━━━ Exercise material ━━━
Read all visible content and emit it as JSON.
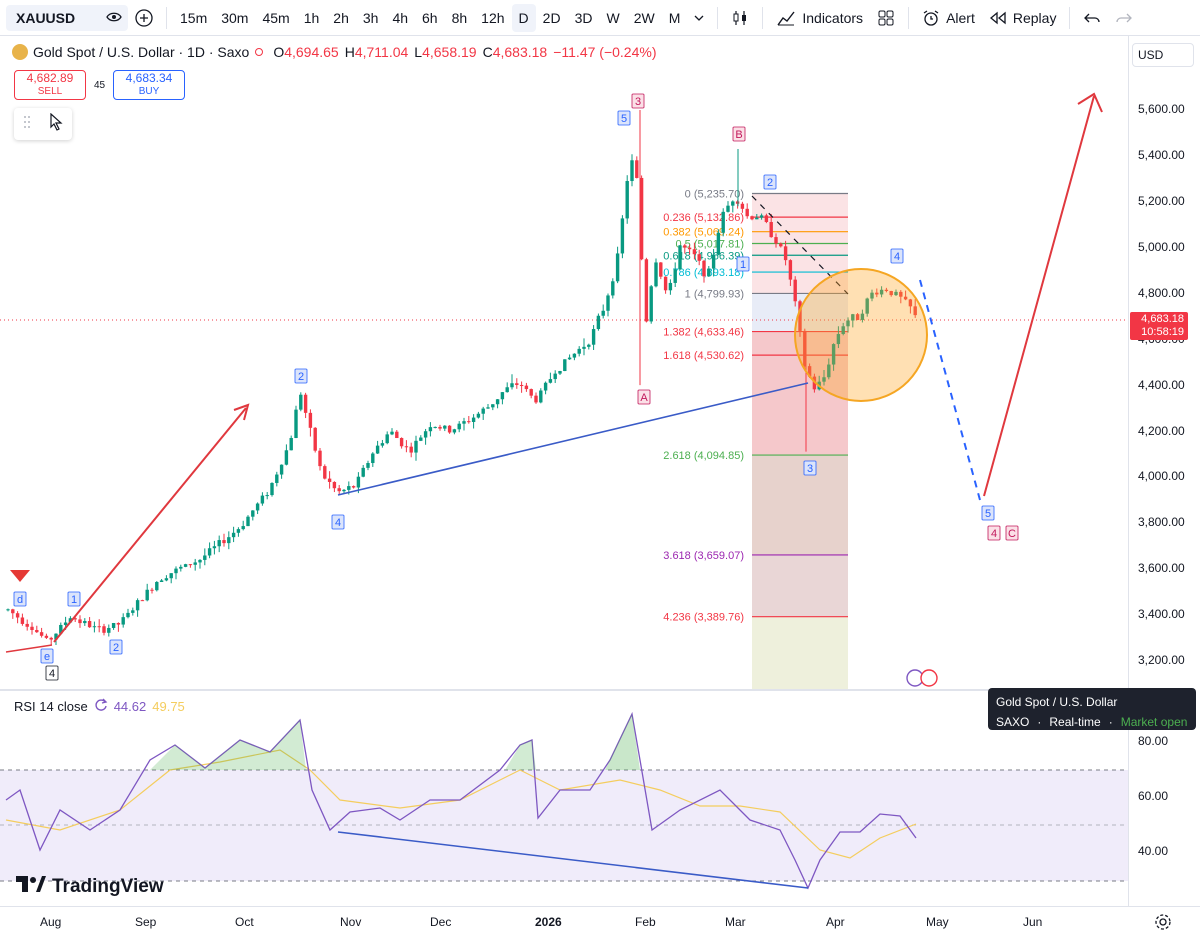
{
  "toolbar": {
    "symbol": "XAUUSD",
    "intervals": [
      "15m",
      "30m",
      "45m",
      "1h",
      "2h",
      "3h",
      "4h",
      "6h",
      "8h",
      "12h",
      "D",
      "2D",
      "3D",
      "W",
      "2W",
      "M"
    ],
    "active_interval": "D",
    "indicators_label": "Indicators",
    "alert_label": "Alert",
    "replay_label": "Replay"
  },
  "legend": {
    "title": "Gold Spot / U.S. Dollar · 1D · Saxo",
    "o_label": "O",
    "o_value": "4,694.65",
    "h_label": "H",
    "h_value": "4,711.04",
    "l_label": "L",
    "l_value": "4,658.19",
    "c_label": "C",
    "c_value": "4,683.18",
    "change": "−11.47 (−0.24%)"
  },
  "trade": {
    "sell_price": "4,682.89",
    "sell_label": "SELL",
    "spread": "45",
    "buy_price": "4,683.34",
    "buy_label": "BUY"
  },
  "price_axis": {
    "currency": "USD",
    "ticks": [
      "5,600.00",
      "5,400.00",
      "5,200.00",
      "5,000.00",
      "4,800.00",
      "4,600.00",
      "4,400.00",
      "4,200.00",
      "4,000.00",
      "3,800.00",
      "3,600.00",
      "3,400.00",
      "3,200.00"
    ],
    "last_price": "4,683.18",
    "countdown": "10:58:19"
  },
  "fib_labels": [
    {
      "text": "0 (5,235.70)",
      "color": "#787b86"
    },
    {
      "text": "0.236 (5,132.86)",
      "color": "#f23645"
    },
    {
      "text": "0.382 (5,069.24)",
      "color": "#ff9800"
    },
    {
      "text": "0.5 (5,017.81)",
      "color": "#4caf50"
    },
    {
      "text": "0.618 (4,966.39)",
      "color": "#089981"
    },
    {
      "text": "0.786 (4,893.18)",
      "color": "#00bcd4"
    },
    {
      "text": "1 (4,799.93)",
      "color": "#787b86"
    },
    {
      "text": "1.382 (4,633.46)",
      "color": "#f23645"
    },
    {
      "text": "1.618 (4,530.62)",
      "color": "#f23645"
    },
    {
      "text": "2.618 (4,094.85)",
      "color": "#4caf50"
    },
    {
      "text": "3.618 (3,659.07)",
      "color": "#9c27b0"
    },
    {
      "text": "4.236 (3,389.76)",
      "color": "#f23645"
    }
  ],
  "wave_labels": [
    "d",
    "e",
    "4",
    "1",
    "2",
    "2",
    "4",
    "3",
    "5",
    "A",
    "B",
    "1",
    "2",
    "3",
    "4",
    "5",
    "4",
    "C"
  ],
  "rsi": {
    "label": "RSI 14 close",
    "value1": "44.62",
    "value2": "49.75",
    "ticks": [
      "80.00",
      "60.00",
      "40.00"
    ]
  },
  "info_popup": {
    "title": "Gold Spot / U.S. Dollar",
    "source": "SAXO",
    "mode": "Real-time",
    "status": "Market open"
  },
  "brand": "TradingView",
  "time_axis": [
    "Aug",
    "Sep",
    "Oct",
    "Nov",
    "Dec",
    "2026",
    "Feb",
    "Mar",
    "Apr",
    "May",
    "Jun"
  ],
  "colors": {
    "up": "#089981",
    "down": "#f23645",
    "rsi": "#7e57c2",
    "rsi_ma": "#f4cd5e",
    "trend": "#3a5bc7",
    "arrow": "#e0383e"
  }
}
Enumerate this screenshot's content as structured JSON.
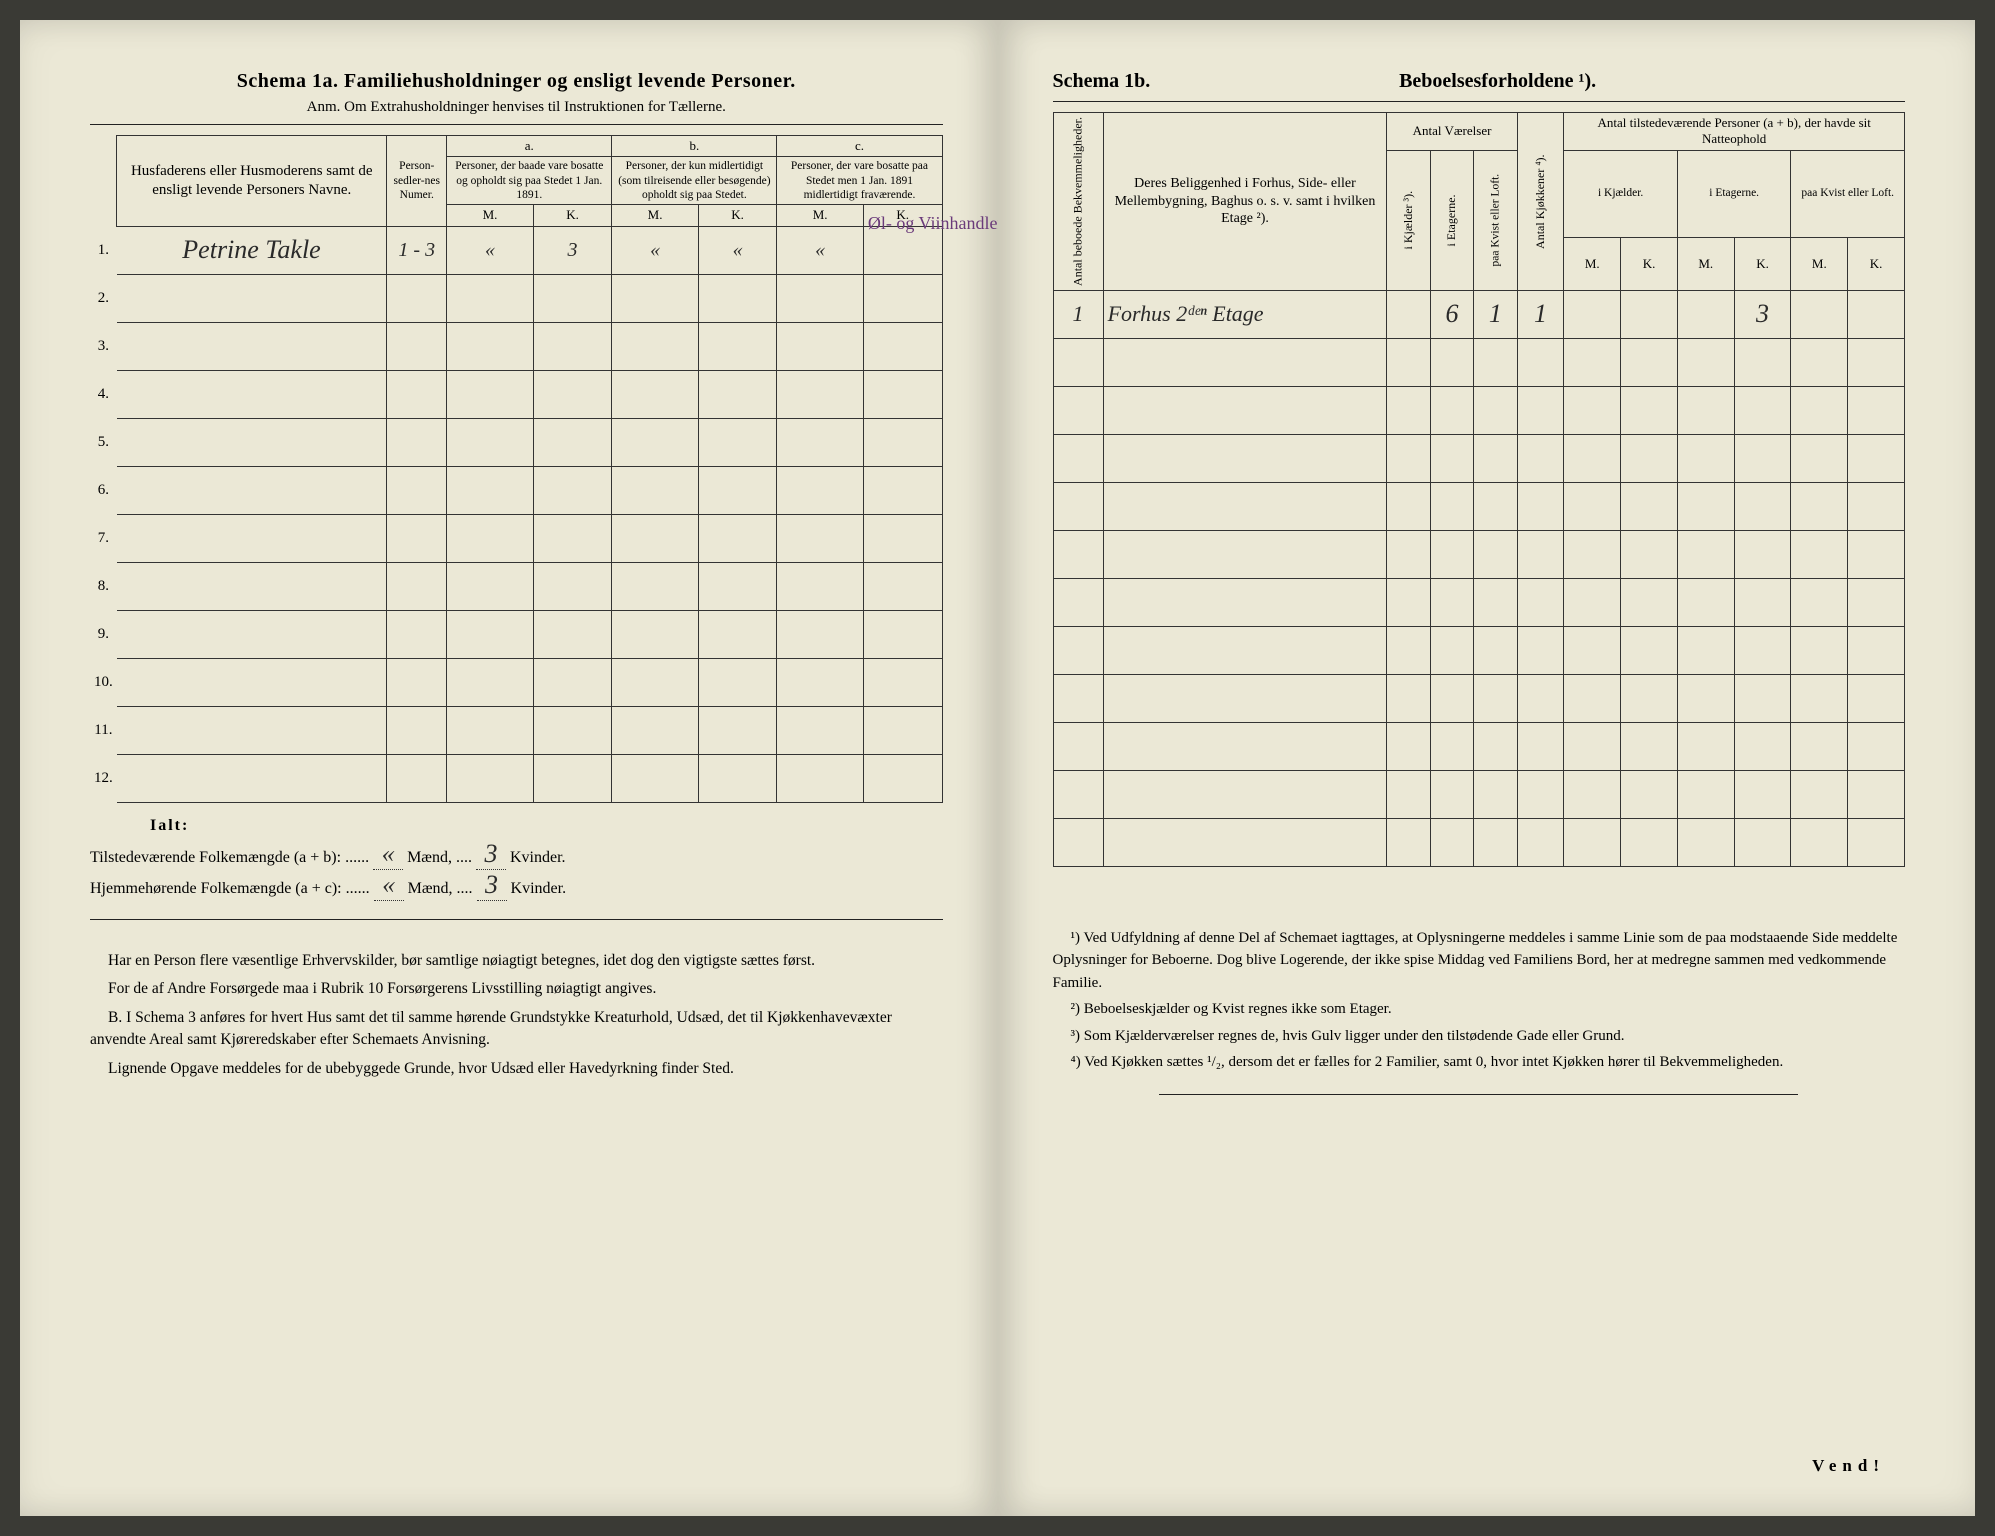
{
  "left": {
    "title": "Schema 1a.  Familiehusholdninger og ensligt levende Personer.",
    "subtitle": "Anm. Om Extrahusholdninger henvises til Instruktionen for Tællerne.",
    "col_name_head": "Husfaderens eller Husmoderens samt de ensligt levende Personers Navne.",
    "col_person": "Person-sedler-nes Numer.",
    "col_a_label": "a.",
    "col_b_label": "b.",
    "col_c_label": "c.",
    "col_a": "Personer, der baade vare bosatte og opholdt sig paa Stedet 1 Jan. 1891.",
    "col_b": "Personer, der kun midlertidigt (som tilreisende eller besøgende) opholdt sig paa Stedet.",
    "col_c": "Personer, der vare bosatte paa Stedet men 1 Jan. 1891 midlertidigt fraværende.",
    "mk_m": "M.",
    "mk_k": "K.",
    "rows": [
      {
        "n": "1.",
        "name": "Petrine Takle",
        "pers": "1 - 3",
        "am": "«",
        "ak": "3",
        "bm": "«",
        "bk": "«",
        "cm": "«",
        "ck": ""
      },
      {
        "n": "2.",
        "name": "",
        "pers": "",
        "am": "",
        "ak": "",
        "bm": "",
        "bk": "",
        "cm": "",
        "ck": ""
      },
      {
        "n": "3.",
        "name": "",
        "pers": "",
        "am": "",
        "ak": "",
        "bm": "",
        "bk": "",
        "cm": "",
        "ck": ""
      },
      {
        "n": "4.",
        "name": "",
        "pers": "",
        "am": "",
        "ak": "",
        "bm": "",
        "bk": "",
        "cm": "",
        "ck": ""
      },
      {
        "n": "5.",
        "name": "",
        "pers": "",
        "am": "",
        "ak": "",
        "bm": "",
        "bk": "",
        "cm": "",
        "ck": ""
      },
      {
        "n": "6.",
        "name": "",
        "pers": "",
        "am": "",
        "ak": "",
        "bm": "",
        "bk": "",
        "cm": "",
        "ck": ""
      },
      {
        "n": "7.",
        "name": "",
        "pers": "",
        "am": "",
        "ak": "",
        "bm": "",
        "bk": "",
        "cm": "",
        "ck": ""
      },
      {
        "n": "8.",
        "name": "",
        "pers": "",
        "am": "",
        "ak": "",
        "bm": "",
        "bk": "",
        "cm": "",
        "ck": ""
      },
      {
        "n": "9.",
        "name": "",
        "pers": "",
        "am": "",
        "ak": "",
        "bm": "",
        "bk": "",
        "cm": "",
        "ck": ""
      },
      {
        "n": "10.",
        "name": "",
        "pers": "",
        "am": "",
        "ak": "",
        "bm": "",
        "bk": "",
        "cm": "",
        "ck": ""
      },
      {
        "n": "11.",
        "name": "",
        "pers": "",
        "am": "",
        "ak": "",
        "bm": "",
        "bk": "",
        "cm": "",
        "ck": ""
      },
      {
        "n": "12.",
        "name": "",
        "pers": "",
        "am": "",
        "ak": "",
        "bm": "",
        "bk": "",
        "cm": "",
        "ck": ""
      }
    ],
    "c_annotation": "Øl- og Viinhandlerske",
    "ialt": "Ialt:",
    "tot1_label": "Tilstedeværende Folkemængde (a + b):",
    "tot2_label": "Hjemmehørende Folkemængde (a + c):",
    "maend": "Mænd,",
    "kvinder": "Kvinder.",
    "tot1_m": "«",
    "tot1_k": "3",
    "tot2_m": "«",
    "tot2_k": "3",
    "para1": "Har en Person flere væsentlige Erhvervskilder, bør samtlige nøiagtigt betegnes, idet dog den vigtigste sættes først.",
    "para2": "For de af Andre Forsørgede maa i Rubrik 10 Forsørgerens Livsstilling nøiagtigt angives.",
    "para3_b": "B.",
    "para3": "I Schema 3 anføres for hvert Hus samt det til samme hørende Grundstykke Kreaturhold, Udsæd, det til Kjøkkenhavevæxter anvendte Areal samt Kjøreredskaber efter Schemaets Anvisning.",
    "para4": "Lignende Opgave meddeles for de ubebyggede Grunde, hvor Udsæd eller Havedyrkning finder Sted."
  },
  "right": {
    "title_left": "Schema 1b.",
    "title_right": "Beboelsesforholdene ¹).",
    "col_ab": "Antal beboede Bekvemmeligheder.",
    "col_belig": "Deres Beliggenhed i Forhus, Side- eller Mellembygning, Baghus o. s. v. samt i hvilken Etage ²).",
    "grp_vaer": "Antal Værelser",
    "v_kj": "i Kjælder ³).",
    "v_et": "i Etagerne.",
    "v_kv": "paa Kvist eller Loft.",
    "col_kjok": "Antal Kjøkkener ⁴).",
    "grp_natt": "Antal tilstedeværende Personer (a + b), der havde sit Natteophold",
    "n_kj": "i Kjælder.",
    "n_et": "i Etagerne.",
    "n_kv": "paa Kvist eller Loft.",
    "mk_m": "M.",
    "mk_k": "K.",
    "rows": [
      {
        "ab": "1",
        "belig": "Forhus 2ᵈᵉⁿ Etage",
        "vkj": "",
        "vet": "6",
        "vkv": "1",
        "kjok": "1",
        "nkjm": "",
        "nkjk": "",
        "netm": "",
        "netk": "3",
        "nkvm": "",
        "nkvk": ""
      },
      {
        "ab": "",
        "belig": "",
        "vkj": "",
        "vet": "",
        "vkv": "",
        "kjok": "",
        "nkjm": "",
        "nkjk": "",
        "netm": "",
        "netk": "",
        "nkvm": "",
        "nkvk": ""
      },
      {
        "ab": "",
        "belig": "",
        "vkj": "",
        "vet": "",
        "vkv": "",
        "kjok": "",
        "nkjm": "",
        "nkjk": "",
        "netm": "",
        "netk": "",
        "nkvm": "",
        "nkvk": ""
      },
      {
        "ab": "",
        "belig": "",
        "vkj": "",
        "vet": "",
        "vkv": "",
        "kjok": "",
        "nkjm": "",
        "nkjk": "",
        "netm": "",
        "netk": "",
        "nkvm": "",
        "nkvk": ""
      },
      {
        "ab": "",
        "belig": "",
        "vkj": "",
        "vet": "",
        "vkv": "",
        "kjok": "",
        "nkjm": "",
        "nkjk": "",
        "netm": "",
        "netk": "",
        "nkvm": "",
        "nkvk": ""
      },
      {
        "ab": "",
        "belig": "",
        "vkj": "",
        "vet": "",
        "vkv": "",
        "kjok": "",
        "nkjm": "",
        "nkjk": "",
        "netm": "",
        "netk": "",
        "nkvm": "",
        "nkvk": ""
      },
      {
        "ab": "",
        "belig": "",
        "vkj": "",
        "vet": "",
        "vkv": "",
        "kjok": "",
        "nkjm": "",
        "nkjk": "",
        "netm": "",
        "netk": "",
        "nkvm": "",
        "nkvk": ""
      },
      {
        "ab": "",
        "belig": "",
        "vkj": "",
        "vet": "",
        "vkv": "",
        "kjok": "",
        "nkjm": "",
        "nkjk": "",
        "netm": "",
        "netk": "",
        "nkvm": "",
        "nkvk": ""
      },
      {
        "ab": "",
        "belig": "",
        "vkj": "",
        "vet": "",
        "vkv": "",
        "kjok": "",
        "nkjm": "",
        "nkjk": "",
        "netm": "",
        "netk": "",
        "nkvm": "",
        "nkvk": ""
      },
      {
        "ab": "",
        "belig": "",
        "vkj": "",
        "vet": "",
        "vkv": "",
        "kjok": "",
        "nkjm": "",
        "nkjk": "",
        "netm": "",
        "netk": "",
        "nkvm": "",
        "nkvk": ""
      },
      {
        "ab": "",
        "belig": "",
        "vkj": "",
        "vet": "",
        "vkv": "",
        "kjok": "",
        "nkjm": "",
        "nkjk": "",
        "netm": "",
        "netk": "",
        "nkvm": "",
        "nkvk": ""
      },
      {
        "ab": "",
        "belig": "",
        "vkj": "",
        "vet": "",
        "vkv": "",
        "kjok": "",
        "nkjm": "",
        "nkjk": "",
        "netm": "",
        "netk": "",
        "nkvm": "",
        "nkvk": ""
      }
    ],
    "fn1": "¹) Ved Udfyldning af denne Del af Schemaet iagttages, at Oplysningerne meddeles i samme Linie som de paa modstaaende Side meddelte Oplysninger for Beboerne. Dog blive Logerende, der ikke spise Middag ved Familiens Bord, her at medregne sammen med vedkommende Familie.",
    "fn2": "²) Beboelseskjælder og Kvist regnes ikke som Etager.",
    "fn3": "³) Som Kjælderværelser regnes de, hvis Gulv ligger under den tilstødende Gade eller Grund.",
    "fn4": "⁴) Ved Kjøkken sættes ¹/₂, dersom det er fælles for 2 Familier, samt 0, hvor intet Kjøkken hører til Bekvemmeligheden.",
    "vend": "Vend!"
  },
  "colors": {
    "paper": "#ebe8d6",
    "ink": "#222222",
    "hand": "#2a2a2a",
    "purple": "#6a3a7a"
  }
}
━━━
> Exercise
From the entries above, list each line with "Forhus" in it.

> Finished answer
    "col_belig": "Deres Beliggenhed i Forhus, Side- eller Mellembygning, Baghus o. s. v. samt i hvilken Etage ²).",
        "belig": "Forhus 2ᵈᵉⁿ Etage",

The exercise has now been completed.